**TO DO**. Find the string "ishlab" in the entries and copy each line that has it.

**EXERCISE DATA**.
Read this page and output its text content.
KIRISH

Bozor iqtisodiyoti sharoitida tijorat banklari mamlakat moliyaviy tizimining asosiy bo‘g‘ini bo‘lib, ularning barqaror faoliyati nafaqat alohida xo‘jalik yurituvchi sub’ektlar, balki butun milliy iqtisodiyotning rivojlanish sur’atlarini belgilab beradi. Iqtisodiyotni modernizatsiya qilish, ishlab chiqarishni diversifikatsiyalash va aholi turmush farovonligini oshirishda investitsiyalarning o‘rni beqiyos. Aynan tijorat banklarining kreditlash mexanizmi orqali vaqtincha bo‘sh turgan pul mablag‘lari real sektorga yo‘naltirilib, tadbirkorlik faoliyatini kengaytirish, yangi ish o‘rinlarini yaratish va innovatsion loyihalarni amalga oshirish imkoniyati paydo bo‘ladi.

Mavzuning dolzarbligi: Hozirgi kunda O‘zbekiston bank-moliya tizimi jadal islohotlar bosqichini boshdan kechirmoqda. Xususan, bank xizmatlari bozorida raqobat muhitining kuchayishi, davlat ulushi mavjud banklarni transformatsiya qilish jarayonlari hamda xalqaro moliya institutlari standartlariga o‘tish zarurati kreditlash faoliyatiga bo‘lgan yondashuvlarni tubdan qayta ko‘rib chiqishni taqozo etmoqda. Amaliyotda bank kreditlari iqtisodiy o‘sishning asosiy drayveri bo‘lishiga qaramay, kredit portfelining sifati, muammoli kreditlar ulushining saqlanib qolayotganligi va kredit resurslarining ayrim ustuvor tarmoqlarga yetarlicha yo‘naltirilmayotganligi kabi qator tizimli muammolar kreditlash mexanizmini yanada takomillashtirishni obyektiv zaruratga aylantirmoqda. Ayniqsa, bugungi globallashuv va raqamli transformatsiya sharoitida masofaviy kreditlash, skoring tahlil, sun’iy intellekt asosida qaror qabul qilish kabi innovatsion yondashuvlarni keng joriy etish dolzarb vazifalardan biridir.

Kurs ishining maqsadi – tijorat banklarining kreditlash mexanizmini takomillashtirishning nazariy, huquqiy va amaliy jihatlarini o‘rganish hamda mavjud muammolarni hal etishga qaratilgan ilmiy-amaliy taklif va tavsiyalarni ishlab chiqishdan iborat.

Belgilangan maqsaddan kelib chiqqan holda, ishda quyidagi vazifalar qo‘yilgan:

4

**ANSWER TO THE EXERCISE**.
Bozor iqtisodiyoti sharoitida tijorat banklari mamlakat moliyaviy tizimining asosiy bo‘g‘ini bo‘lib, ularning barqaror faoliyati nafaqat alohida xo‘jalik yurituvchi sub’ektlar, balki butun milliy iqtisodiyotning rivojlanish sur’atlarini belgilab beradi. Iqtisodiyotni modernizatsiya qilish, ishlab chiqarishni diversifikatsiyalash va aholi turmush farovonligini oshirishda investitsiyalarning o‘rni beqiyos. Aynan tijorat banklarining kreditlash mexanizmi orqali vaqtincha bo‘sh turgan pul mablag‘lari real sektorga yo‘naltirilib, tadbirkorlik faoliyatini kengaytirish, yangi ish o‘rinlarini yaratish va innovatsion loyihalarni amalga oshirish imkoniyati paydo bo‘ladi.
Kurs ishining maqsadi – tijorat banklarining kreditlash mexanizmini takomillashtirishning nazariy, huquqiy va amaliy jihatlarini o‘rganish hamda mavjud muammolarni hal etishga qaratilgan ilmiy-amaliy taklif va tavsiyalarni ishlab chiqishdan iborat.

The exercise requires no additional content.